Work to be completed. Starting with the first line of the material and going through the line with "value-cell[interactable]: 0 (947, 77, 1041, 117)", lay out those lines as a Markdown table with the columns "Line No." and "Entry", numbering the rows and skipping blank lines.

── Entries provided

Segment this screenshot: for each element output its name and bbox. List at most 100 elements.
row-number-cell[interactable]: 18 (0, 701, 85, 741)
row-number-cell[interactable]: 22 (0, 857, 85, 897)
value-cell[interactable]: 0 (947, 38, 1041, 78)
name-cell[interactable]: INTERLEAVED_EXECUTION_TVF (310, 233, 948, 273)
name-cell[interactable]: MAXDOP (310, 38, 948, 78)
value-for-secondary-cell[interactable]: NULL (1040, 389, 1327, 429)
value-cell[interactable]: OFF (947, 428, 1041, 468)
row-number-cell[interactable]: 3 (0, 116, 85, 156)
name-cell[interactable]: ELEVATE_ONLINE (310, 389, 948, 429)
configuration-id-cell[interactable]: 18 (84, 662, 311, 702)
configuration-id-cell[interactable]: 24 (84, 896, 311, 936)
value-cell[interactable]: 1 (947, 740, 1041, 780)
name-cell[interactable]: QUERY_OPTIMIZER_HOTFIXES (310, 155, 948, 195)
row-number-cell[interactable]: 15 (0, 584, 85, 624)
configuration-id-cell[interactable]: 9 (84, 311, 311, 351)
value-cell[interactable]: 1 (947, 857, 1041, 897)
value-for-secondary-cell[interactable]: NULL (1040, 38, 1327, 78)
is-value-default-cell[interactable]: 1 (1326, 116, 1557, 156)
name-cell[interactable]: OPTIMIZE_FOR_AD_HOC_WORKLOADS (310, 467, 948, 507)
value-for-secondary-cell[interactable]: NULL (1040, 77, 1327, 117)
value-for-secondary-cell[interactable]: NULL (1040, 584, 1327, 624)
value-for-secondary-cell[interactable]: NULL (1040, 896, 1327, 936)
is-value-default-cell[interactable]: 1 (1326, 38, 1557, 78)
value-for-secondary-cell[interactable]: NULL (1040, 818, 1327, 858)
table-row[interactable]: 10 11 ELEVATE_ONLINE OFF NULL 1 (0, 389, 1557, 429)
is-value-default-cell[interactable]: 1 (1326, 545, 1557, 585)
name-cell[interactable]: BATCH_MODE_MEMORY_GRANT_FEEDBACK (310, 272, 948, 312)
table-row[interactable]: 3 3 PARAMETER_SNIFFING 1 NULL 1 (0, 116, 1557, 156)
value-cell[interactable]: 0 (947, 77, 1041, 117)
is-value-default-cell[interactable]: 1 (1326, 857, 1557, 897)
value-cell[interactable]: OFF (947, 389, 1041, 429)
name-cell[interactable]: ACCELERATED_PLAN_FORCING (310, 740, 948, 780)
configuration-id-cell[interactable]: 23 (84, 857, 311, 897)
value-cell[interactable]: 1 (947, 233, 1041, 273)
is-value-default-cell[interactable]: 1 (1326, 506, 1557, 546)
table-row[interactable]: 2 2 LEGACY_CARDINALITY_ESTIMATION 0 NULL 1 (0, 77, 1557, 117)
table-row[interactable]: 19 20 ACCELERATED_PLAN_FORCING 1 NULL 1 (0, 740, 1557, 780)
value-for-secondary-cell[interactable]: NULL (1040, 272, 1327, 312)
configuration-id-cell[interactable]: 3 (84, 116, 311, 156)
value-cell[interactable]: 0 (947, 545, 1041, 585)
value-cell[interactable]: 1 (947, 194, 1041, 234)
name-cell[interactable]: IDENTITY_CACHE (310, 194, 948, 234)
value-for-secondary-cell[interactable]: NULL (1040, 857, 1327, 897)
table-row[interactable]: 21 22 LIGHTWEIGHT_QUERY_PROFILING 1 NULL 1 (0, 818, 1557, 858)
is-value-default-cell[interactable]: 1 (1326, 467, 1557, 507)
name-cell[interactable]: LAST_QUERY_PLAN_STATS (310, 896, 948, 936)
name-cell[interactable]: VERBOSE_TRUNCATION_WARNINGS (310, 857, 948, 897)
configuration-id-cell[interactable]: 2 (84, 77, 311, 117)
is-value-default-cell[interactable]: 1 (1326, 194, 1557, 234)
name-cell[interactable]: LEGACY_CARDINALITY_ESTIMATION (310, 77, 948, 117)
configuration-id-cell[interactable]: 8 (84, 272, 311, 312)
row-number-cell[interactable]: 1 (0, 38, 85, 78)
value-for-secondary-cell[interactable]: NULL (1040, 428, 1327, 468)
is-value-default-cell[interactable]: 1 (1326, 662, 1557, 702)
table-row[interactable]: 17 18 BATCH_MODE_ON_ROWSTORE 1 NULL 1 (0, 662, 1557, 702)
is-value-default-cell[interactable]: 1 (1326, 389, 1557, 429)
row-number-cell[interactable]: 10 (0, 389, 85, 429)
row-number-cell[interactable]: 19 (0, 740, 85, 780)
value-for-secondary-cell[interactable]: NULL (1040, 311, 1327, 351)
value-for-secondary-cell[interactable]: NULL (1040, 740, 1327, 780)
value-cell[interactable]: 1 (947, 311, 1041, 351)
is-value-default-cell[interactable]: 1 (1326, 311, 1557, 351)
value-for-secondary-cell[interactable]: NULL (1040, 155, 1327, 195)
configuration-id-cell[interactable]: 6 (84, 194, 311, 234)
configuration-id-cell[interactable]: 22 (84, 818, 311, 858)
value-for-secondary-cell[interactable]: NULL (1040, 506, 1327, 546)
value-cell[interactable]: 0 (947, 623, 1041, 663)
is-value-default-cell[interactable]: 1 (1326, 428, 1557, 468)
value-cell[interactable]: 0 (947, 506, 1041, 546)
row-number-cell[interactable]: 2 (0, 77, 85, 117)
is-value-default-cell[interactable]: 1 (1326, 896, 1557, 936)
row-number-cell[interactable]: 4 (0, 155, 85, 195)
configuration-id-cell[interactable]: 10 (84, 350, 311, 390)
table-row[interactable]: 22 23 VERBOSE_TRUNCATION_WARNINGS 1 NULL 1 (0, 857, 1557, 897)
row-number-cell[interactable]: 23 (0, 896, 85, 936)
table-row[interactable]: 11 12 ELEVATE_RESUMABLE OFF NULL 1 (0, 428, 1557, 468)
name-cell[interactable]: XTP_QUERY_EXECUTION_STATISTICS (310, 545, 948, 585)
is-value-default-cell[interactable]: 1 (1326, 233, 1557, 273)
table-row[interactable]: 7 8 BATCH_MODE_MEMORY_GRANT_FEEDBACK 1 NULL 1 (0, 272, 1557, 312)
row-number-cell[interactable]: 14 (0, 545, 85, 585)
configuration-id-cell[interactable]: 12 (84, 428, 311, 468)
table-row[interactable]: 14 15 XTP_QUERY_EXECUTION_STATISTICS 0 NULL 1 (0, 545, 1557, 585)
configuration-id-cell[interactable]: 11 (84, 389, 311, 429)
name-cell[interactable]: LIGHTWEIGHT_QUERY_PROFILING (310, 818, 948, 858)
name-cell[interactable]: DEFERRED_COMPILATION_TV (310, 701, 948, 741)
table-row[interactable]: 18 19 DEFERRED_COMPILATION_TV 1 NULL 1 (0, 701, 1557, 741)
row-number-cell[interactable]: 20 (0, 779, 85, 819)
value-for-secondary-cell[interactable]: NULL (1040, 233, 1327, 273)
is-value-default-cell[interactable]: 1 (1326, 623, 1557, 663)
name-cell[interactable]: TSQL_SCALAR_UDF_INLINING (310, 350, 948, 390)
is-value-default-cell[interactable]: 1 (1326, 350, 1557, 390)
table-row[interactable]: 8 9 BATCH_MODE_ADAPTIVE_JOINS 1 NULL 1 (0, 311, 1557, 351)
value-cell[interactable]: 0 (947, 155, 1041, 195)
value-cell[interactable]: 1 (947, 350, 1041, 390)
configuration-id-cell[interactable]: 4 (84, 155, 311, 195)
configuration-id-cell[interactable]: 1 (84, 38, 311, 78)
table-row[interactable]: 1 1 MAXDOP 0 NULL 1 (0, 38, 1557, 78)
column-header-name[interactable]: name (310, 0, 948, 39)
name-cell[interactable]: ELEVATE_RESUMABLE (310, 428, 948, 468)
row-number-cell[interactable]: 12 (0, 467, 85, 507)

────

Written solution.
| Line No. | Entry |
|---|---|
| 1 | Segment this screenshot: for each element output its name and bbox. List at most 100 elements. |
| 2 | row-number-cell[interactable]: 18 (0, 701, 85, 741) |
| 3 | row-number-cell[interactable]: 22 (0, 857, 85, 897) |
| 4 | value-cell[interactable]: 0 (947, 38, 1041, 78) |
| 5 | name-cell[interactable]: INTERLEAVED_EXECUTION_TVF (310, 233, 948, 273) |
| 6 | name-cell[interactable]: MAXDOP (310, 38, 948, 78) |
| 7 | value-for-secondary-cell[interactable]: NULL (1040, 389, 1327, 429) |
| 8 | value-cell[interactable]: OFF (947, 428, 1041, 468) |
| 9 | row-number-cell[interactable]: 3 (0, 116, 85, 156) |
| 10 | name-cell[interactable]: ELEVATE_ONLINE (310, 389, 948, 429) |
| 11 | configuration-id-cell[interactable]: 18 (84, 662, 311, 702) |
| 12 | configuration-id-cell[interactable]: 24 (84, 896, 311, 936) |
| 13 | value-cell[interactable]: 1 (947, 740, 1041, 780) |
| 14 | name-cell[interactable]: QUERY_OPTIMIZER_HOTFIXES (310, 155, 948, 195) |
| 15 | row-number-cell[interactable]: 15 (0, 584, 85, 624) |
| 16 | configuration-id-cell[interactable]: 9 (84, 311, 311, 351) |
| 17 | value-cell[interactable]: 1 (947, 857, 1041, 897) |
| 18 | value-for-secondary-cell[interactable]: NULL (1040, 38, 1327, 78) |
| 19 | is-value-default-cell[interactable]: 1 (1326, 116, 1557, 156) |
| 20 | name-cell[interactable]: OPTIMIZE_FOR_AD_HOC_WORKLOADS (310, 467, 948, 507) |
| 21 | value-for-secondary-cell[interactable]: NULL (1040, 77, 1327, 117) |
| 22 | value-for-secondary-cell[interactable]: NULL (1040, 584, 1327, 624) |
| 23 | value-for-secondary-cell[interactable]: NULL (1040, 896, 1327, 936) |
| 24 | is-value-default-cell[interactable]: 1 (1326, 38, 1557, 78) |
| 25 | value-for-secondary-cell[interactable]: NULL (1040, 818, 1327, 858) |
| 26 | table-row[interactable]: 10 11 ELEVATE_ONLINE OFF NULL 1 (0, 389, 1557, 429) |
| 27 | is-value-default-cell[interactable]: 1 (1326, 545, 1557, 585) |
| 28 | name-cell[interactable]: BATCH_MODE_MEMORY_GRANT_FEEDBACK (310, 272, 948, 312) |
| 29 | table-row[interactable]: 3 3 PARAMETER_SNIFFING 1 NULL 1 (0, 116, 1557, 156) |
| 30 | value-cell[interactable]: 0 (947, 77, 1041, 117) |